▸ **AIM OF THE EXERCISE**:
Make an exact transcription of the material, leaving out all images.

▸ **DATA FOR THE TASK**:
————
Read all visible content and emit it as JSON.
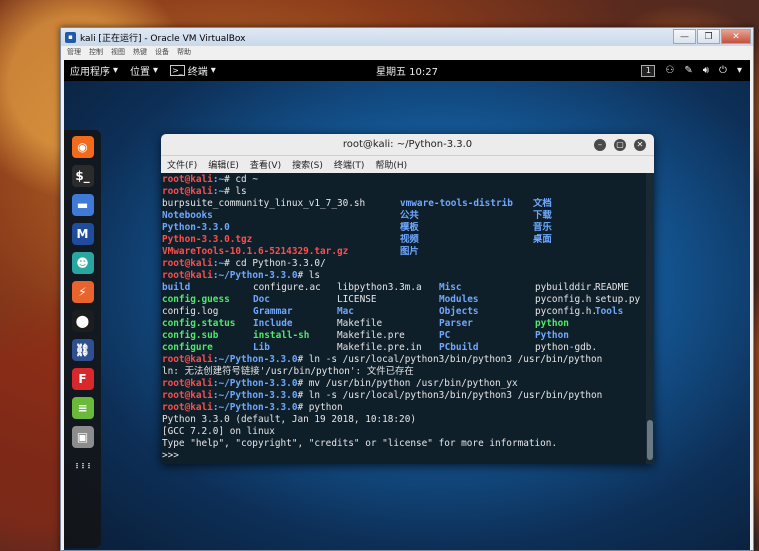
{
  "host": {
    "window_title": "kali [正在运行] - Oracle VM VirtualBox",
    "menu": [
      "管理",
      "控制",
      "视图",
      "热键",
      "设备",
      "帮助"
    ],
    "controls": {
      "minimize": "—",
      "restore": "❐",
      "close": "✕"
    }
  },
  "panel": {
    "apps_label": "应用程序",
    "places_label": "位置",
    "terminal_label": "终端",
    "clock": "星期五 10:27",
    "workspace": "1"
  },
  "dock": {
    "icons": [
      {
        "name": "firefox-icon",
        "glyph": "◉",
        "bg": "#f26b1d"
      },
      {
        "name": "terminal-icon",
        "glyph": "$_",
        "bg": "#2b2b2b"
      },
      {
        "name": "files-icon",
        "glyph": "▬",
        "bg": "#3f7ad6"
      },
      {
        "name": "metasploit-icon",
        "glyph": "M",
        "bg": "#1f4c9c"
      },
      {
        "name": "armitage-icon",
        "glyph": "☻",
        "bg": "#2aa6a0"
      },
      {
        "name": "burpsuite-icon",
        "glyph": "⚡",
        "bg": "#e8642c"
      },
      {
        "name": "maltego-icon",
        "glyph": "⬤",
        "bg": "#1d1d1d"
      },
      {
        "name": "kali-dragon-icon",
        "glyph": "⛓",
        "bg": "#2f4f8f"
      },
      {
        "name": "faraday-icon",
        "glyph": "F",
        "bg": "#d8282c"
      },
      {
        "name": "notes-icon",
        "glyph": "≡",
        "bg": "#6ab93a"
      },
      {
        "name": "system-icon",
        "glyph": "▣",
        "bg": "#8c8c8c"
      },
      {
        "name": "app-grid-icon",
        "glyph": "⋮⋮⋮",
        "bg": "transparent"
      }
    ]
  },
  "terminal": {
    "title": "root@kali: ~/Python-3.3.0",
    "menu": [
      "文件(F)",
      "编辑(E)",
      "查看(V)",
      "搜索(S)",
      "终端(T)",
      "帮助(H)"
    ],
    "colors": {
      "prompt": "#ff4d4d",
      "dir": "#6fa8ff",
      "exec": "#4ee86a",
      "archive": "#ff4d4d"
    },
    "lines": [
      {
        "type": "prompt",
        "user": "root@kali",
        "path": ":~",
        "sym": "# ",
        "cmd": "cd ~"
      },
      {
        "type": "prompt",
        "user": "root@kali",
        "path": ":~",
        "sym": "# ",
        "cmd": "ls"
      },
      {
        "type": "grid",
        "cols": [
          238,
          133,
          130
        ],
        "cells": [
          [
            "burpsuite_community_linux_v1_7_30.sh",
            ""
          ],
          [
            "vmware-tools-distrib",
            "blue"
          ],
          [
            "文档",
            "blue"
          ]
        ]
      },
      {
        "type": "grid",
        "cols": [
          238,
          133,
          130
        ],
        "cells": [
          [
            "Notebooks",
            "blue"
          ],
          [
            "公共",
            "blue"
          ],
          [
            "下载",
            "blue"
          ]
        ]
      },
      {
        "type": "grid",
        "cols": [
          238,
          133,
          130
        ],
        "cells": [
          [
            "Python-3.3.0",
            "blue"
          ],
          [
            "模板",
            "blue"
          ],
          [
            "音乐",
            "blue"
          ]
        ]
      },
      {
        "type": "grid",
        "cols": [
          238,
          133,
          130
        ],
        "cells": [
          [
            "Python-3.3.0.tgz",
            "red"
          ],
          [
            "视频",
            "blue"
          ],
          [
            "桌面",
            "blue"
          ]
        ]
      },
      {
        "type": "grid",
        "cols": [
          238,
          133,
          130
        ],
        "cells": [
          [
            "VMwareTools-10.1.6-5214329.tar.gz",
            "red"
          ],
          [
            "图片",
            "blue"
          ],
          [
            "",
            ""
          ]
        ]
      },
      {
        "type": "prompt",
        "user": "root@kali",
        "path": ":~",
        "sym": "# ",
        "cmd": "cd Python-3.3.0/"
      },
      {
        "type": "prompt",
        "user": "root@kali",
        "path": ":~/Python-3.3.0",
        "sym": "# ",
        "cmd": "ls"
      },
      {
        "type": "grid",
        "cols": [
          91,
          84,
          102,
          96,
          60
        ],
        "cells": [
          [
            "build",
            "blue"
          ],
          [
            "configure.ac",
            ""
          ],
          [
            "libpython3.3m.a",
            ""
          ],
          [
            "Misc",
            "blue"
          ],
          [
            "pybuilddir.txt",
            ""
          ],
          [
            "README",
            ""
          ]
        ]
      },
      {
        "type": "grid",
        "cols": [
          91,
          84,
          102,
          96,
          60
        ],
        "cells": [
          [
            "config.guess",
            "green"
          ],
          [
            "Doc",
            "blue"
          ],
          [
            "LICENSE",
            ""
          ],
          [
            "Modules",
            "blue"
          ],
          [
            "pyconfig.h",
            ""
          ],
          [
            "setup.py",
            ""
          ]
        ]
      },
      {
        "type": "grid",
        "cols": [
          91,
          84,
          102,
          96,
          60
        ],
        "cells": [
          [
            "config.log",
            ""
          ],
          [
            "Grammar",
            "blue"
          ],
          [
            "Mac",
            "blue"
          ],
          [
            "Objects",
            "blue"
          ],
          [
            "pyconfig.h.in",
            ""
          ],
          [
            "Tools",
            "blue"
          ]
        ]
      },
      {
        "type": "grid",
        "cols": [
          91,
          84,
          102,
          96,
          60
        ],
        "cells": [
          [
            "config.status",
            "green"
          ],
          [
            "Include",
            "blue"
          ],
          [
            "Makefile",
            ""
          ],
          [
            "Parser",
            "blue"
          ],
          [
            "python",
            "green"
          ],
          [
            "",
            ""
          ]
        ]
      },
      {
        "type": "grid",
        "cols": [
          91,
          84,
          102,
          96,
          60
        ],
        "cells": [
          [
            "config.sub",
            "green"
          ],
          [
            "install-sh",
            "green"
          ],
          [
            "Makefile.pre",
            ""
          ],
          [
            "PC",
            "blue"
          ],
          [
            "Python",
            "blue"
          ],
          [
            "",
            ""
          ]
        ]
      },
      {
        "type": "grid",
        "cols": [
          91,
          84,
          102,
          96,
          60
        ],
        "cells": [
          [
            "configure",
            "green"
          ],
          [
            "Lib",
            "blue"
          ],
          [
            "Makefile.pre.in",
            ""
          ],
          [
            "PCbuild",
            "blue"
          ],
          [
            "python-gdb.py",
            ""
          ],
          [
            "",
            ""
          ]
        ]
      },
      {
        "type": "prompt",
        "user": "root@kali",
        "path": ":~/Python-3.3.0",
        "sym": "# ",
        "cmd": "ln -s /usr/local/python3/bin/python3 /usr/bin/python"
      },
      {
        "type": "text",
        "text": "ln: 无法创建符号链接'/usr/bin/python': 文件已存在"
      },
      {
        "type": "prompt",
        "user": "root@kali",
        "path": ":~/Python-3.3.0",
        "sym": "# ",
        "cmd": "mv /usr/bin/python /usr/bin/python_yx"
      },
      {
        "type": "prompt",
        "user": "root@kali",
        "path": ":~/Python-3.3.0",
        "sym": "# ",
        "cmd": "ln -s /usr/local/python3/bin/python3 /usr/bin/python"
      },
      {
        "type": "prompt",
        "user": "root@kali",
        "path": ":~/Python-3.3.0",
        "sym": "# ",
        "cmd": "python"
      },
      {
        "type": "text",
        "text": "Python 3.3.0 (default, Jan 19 2018, 10:18:20)"
      },
      {
        "type": "text",
        "text": "[GCC 7.2.0] on linux"
      },
      {
        "type": "text",
        "text": "Type \"help\", \"copyright\", \"credits\" or \"license\" for more information."
      },
      {
        "type": "text",
        "text": ">>> "
      }
    ]
  }
}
————
▸ **RESPONSE TO THIS EXERCISE**:
Read all visible content and emit it as JSON.
{
  "host": {
    "window_title": "kali [正在运行] - Oracle VM VirtualBox",
    "menu": [
      "管理",
      "控制",
      "视图",
      "热键",
      "设备",
      "帮助"
    ],
    "controls": {
      "minimize": "—",
      "restore": "❐",
      "close": "✕"
    }
  },
  "panel": {
    "apps_label": "应用程序",
    "places_label": "位置",
    "terminal_label": "终端",
    "clock": "星期五 10:27",
    "workspace": "1"
  },
  "dock": {
    "icons": [
      {
        "name": "firefox-icon",
        "glyph": "◉",
        "bg": "#f26b1d"
      },
      {
        "name": "terminal-icon",
        "glyph": "$_",
        "bg": "#2b2b2b"
      },
      {
        "name": "files-icon",
        "glyph": "▬",
        "bg": "#3f7ad6"
      },
      {
        "name": "metasploit-icon",
        "glyph": "M",
        "bg": "#1f4c9c"
      },
      {
        "name": "armitage-icon",
        "glyph": "☻",
        "bg": "#2aa6a0"
      },
      {
        "name": "burpsuite-icon",
        "glyph": "⚡",
        "bg": "#e8642c"
      },
      {
        "name": "maltego-icon",
        "glyph": "⬤",
        "bg": "#1d1d1d"
      },
      {
        "name": "kali-dragon-icon",
        "glyph": "⛓",
        "bg": "#2f4f8f"
      },
      {
        "name": "faraday-icon",
        "glyph": "F",
        "bg": "#d8282c"
      },
      {
        "name": "notes-icon",
        "glyph": "≡",
        "bg": "#6ab93a"
      },
      {
        "name": "system-icon",
        "glyph": "▣",
        "bg": "#8c8c8c"
      },
      {
        "name": "app-grid-icon",
        "glyph": "⋮⋮⋮",
        "bg": "transparent"
      }
    ]
  },
  "terminal": {
    "title": "root@kali: ~/Python-3.3.0",
    "menu": [
      "文件(F)",
      "编辑(E)",
      "查看(V)",
      "搜索(S)",
      "终端(T)",
      "帮助(H)"
    ],
    "colors": {
      "prompt": "#ff4d4d",
      "dir": "#6fa8ff",
      "exec": "#4ee86a",
      "archive": "#ff4d4d"
    },
    "lines": [
      {
        "type": "prompt",
        "user": "root@kali",
        "path": ":~",
        "sym": "# ",
        "cmd": "cd ~"
      },
      {
        "type": "prompt",
        "user": "root@kali",
        "path": ":~",
        "sym": "# ",
        "cmd": "ls"
      },
      {
        "type": "grid",
        "cols": [
          238,
          133,
          130
        ],
        "cells": [
          [
            "burpsuite_community_linux_v1_7_30.sh",
            ""
          ],
          [
            "vmware-tools-distrib",
            "blue"
          ],
          [
            "文档",
            "blue"
          ]
        ]
      },
      {
        "type": "grid",
        "cols": [
          238,
          133,
          130
        ],
        "cells": [
          [
            "Notebooks",
            "blue"
          ],
          [
            "公共",
            "blue"
          ],
          [
            "下载",
            "blue"
          ]
        ]
      },
      {
        "type": "grid",
        "cols": [
          238,
          133,
          130
        ],
        "cells": [
          [
            "Python-3.3.0",
            "blue"
          ],
          [
            "模板",
            "blue"
          ],
          [
            "音乐",
            "blue"
          ]
        ]
      },
      {
        "type": "grid",
        "cols": [
          238,
          133,
          130
        ],
        "cells": [
          [
            "Python-3.3.0.tgz",
            "red"
          ],
          [
            "视频",
            "blue"
          ],
          [
            "桌面",
            "blue"
          ]
        ]
      },
      {
        "type": "grid",
        "cols": [
          238,
          133,
          130
        ],
        "cells": [
          [
            "VMwareTools-10.1.6-5214329.tar.gz",
            "red"
          ],
          [
            "图片",
            "blue"
          ],
          [
            "",
            ""
          ]
        ]
      },
      {
        "type": "prompt",
        "user": "root@kali",
        "path": ":~",
        "sym": "# ",
        "cmd": "cd Python-3.3.0/"
      },
      {
        "type": "prompt",
        "user": "root@kali",
        "path": ":~/Python-3.3.0",
        "sym": "# ",
        "cmd": "ls"
      },
      {
        "type": "grid",
        "cols": [
          91,
          84,
          102,
          96,
          60
        ],
        "cells": [
          [
            "build",
            "blue"
          ],
          [
            "configure.ac",
            ""
          ],
          [
            "libpython3.3m.a",
            ""
          ],
          [
            "Misc",
            "blue"
          ],
          [
            "pybuilddir.txt",
            ""
          ],
          [
            "README",
            ""
          ]
        ]
      },
      {
        "type": "grid",
        "cols": [
          91,
          84,
          102,
          96,
          60
        ],
        "cells": [
          [
            "config.guess",
            "green"
          ],
          [
            "Doc",
            "blue"
          ],
          [
            "LICENSE",
            ""
          ],
          [
            "Modules",
            "blue"
          ],
          [
            "pyconfig.h",
            ""
          ],
          [
            "setup.py",
            ""
          ]
        ]
      },
      {
        "type": "grid",
        "cols": [
          91,
          84,
          102,
          96,
          60
        ],
        "cells": [
          [
            "config.log",
            ""
          ],
          [
            "Grammar",
            "blue"
          ],
          [
            "Mac",
            "blue"
          ],
          [
            "Objects",
            "blue"
          ],
          [
            "pyconfig.h.in",
            ""
          ],
          [
            "Tools",
            "blue"
          ]
        ]
      },
      {
        "type": "grid",
        "cols": [
          91,
          84,
          102,
          96,
          60
        ],
        "cells": [
          [
            "config.status",
            "green"
          ],
          [
            "Include",
            "blue"
          ],
          [
            "Makefile",
            ""
          ],
          [
            "Parser",
            "blue"
          ],
          [
            "python",
            "green"
          ],
          [
            "",
            ""
          ]
        ]
      },
      {
        "type": "grid",
        "cols": [
          91,
          84,
          102,
          96,
          60
        ],
        "cells": [
          [
            "config.sub",
            "green"
          ],
          [
            "install-sh",
            "green"
          ],
          [
            "Makefile.pre",
            ""
          ],
          [
            "PC",
            "blue"
          ],
          [
            "Python",
            "blue"
          ],
          [
            "",
            ""
          ]
        ]
      },
      {
        "type": "grid",
        "cols": [
          91,
          84,
          102,
          96,
          60
        ],
        "cells": [
          [
            "configure",
            "green"
          ],
          [
            "Lib",
            "blue"
          ],
          [
            "Makefile.pre.in",
            ""
          ],
          [
            "PCbuild",
            "blue"
          ],
          [
            "python-gdb.py",
            ""
          ],
          [
            "",
            ""
          ]
        ]
      },
      {
        "type": "prompt",
        "user": "root@kali",
        "path": ":~/Python-3.3.0",
        "sym": "# ",
        "cmd": "ln -s /usr/local/python3/bin/python3 /usr/bin/python"
      },
      {
        "type": "text",
        "text": "ln: 无法创建符号链接'/usr/bin/python': 文件已存在"
      },
      {
        "type": "prompt",
        "user": "root@kali",
        "path": ":~/Python-3.3.0",
        "sym": "# ",
        "cmd": "mv /usr/bin/python /usr/bin/python_yx"
      },
      {
        "type": "prompt",
        "user": "root@kali",
        "path": ":~/Python-3.3.0",
        "sym": "# ",
        "cmd": "ln -s /usr/local/python3/bin/python3 /usr/bin/python"
      },
      {
        "type": "prompt",
        "user": "root@kali",
        "path": ":~/Python-3.3.0",
        "sym": "# ",
        "cmd": "python"
      },
      {
        "type": "text",
        "text": "Python 3.3.0 (default, Jan 19 2018, 10:18:20)"
      },
      {
        "type": "text",
        "text": "[GCC 7.2.0] on linux"
      },
      {
        "type": "text",
        "text": "Type \"help\", \"copyright\", \"credits\" or \"license\" for more information."
      },
      {
        "type": "text",
        "text": ">>> "
      }
    ]
  }
}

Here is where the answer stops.